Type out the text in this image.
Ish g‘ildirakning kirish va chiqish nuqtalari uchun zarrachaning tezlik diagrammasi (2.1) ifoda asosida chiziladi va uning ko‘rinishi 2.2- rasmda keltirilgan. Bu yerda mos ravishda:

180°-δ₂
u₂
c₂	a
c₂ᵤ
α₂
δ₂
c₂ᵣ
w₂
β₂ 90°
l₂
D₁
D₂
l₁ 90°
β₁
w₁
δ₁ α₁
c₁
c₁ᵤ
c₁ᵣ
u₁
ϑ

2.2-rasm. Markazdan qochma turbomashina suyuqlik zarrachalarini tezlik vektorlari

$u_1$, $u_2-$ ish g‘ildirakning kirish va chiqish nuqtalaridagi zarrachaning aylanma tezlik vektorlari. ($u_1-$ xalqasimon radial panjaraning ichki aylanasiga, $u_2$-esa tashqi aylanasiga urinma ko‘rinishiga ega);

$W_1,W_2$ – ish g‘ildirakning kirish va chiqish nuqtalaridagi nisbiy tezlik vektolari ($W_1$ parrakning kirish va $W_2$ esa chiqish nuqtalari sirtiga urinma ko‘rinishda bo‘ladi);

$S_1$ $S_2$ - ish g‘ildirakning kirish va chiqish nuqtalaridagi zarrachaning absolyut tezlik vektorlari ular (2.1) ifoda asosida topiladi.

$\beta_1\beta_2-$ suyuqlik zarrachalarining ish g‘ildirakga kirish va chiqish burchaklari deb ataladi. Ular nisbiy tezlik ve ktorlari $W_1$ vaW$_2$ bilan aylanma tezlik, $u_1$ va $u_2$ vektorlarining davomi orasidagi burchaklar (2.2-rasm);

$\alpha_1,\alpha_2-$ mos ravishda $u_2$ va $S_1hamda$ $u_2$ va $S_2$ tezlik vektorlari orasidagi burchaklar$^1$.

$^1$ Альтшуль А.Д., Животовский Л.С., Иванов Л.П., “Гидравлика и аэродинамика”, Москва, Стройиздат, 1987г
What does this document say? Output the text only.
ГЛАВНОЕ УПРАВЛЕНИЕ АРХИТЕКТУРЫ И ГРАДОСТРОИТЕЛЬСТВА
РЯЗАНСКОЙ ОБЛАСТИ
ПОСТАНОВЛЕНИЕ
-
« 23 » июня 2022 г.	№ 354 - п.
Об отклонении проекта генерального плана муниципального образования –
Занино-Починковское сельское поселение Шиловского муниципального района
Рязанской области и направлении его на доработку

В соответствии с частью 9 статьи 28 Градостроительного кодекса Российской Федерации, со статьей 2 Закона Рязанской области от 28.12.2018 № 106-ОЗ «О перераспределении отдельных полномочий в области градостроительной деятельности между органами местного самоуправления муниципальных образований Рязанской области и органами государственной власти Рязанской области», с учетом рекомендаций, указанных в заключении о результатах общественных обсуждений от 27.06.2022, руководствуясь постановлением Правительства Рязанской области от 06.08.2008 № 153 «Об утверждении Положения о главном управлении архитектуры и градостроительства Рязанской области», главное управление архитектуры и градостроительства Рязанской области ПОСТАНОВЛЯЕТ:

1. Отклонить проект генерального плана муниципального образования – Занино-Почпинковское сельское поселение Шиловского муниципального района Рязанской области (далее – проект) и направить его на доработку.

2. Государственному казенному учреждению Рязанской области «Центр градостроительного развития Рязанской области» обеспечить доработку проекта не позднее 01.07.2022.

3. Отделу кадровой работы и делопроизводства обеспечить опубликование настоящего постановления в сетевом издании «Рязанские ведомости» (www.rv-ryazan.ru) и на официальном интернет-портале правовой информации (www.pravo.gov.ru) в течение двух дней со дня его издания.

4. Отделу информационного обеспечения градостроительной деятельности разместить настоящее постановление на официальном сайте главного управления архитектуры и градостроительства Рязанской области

....................

Exercise aim
Select every line above that contains the word "ifoda", and copy it.

Task answer
Ish g‘ildirakning kirish va chiqish nuqtalari uchun zarrachaning tezlik diagrammasi (2.1) ifoda asosida chiziladi va uning ko‘rinishi 2.2- rasmda keltirilgan. Bu yerda mos ravishda:
$S_1$ $S_2$ - ish g‘ildirakning kirish va chiqish nuqtalaridagi zarrachaning absolyut tezlik vektorlari ular (2.1) ifoda asosida topiladi.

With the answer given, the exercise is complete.